◆ Dataset entries:

◆ ◆ ◆

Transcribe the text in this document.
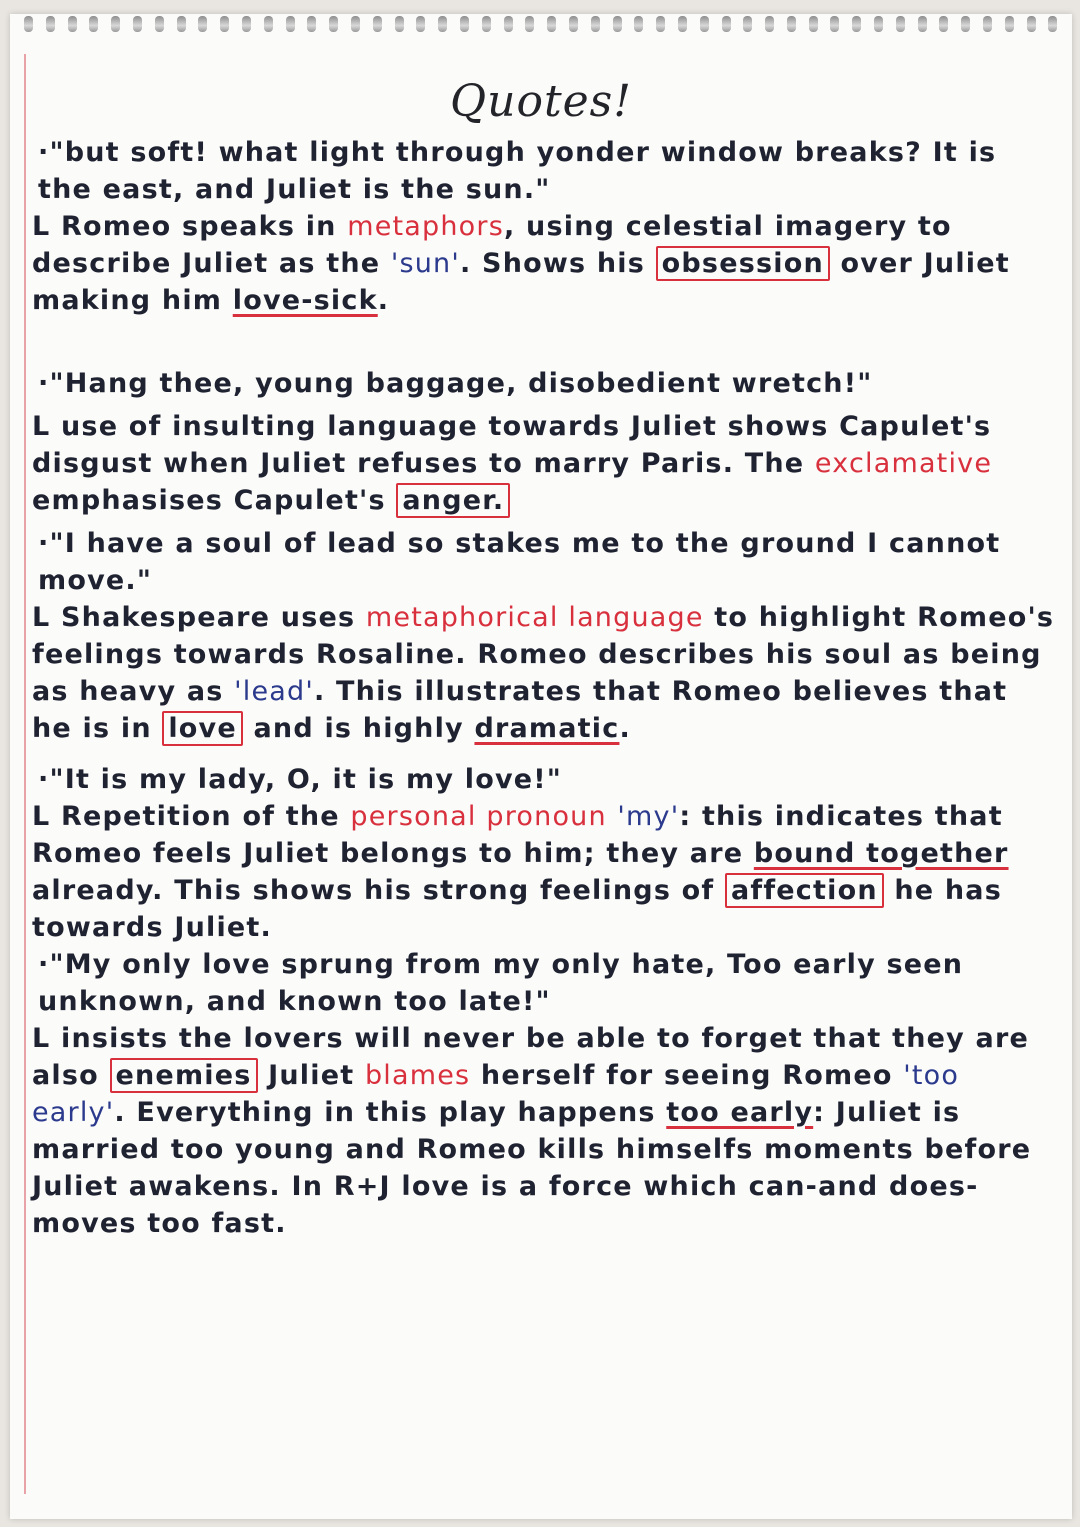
Quotes!

·"but soft! what light through yonder window breaks? It is the east, and Juliet is the sun."

L Romeo speaks in metaphors, using celestial imagery to describe Juliet as the 'sun'. Shows his obsession over Juliet making him love-sick.

·"Hang thee, young baggage, disobedient wretch!"

L use of insulting language towards Juliet shows Capulet's disgust when Juliet refuses to marry Paris. The exclamative emphasises Capulet's anger.

·"I have a soul of lead so stakes me to the ground I cannot move."

L Shakespeare uses metaphorical language to highlight Romeo's feelings towards Rosaline. Romeo describes his soul as being as heavy as 'lead'. This illustrates that Romeo believes that he is in love and is highly dramatic.

·"It is my lady, O, it is my love!"

L Repetition of the personal pronoun 'my': this indicates that Romeo feels Juliet belongs to him; they are bound together already. This shows his strong feelings of affection he has towards Juliet.

·"My only love sprung from my only hate, Too early seen unknown, and known too late!"

L insists the lovers will never be able to forget that they are also enemies Juliet blames herself for seeing Romeo 'too early'. Everything in this play happens too early: Juliet is married too young and Romeo kills himselfs moments before Juliet awakens. In R+J love is a force which can-and does-moves too fast.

◆ ◆ ◆

◆ To do:
Restate the records above in full, word for word. Keep pictures out.

◆ Response to the exercise:
Transcribe the text in this document.
Quotes!

·"but soft! what light through yonder window breaks? It is the east, and Juliet is the sun."

L Romeo speaks in metaphors, using celestial imagery to describe Juliet as the 'sun'. Shows his obsession over Juliet making him love-sick.

·"Hang thee, young baggage, disobedient wretch!"

L use of insulting language towards Juliet shows Capulet's disgust when Juliet refuses to marry Paris. The exclamative emphasises Capulet's anger.

·"I have a soul of lead so stakes me to the ground I cannot move."

L Shakespeare uses metaphorical language to highlight Romeo's feelings towards Rosaline. Romeo describes his soul as being as heavy as 'lead'. This illustrates that Romeo believes that he is in love and is highly dramatic.

·"It is my lady, O, it is my love!"

L Repetition of the personal pronoun 'my': this indicates that Romeo feels Juliet belongs to him; they are bound together already. This shows his strong feelings of affection he has towards Juliet.

·"My only love sprung from my only hate, Too early seen unknown, and known too late!"

L insists the lovers will never be able to forget that they are also enemies Juliet blames herself for seeing Romeo 'too early'. Everything in this play happens too early: Juliet is married too young and Romeo kills himselfs moments before Juliet awakens. In R+J love is a force which can-and does-moves too fast.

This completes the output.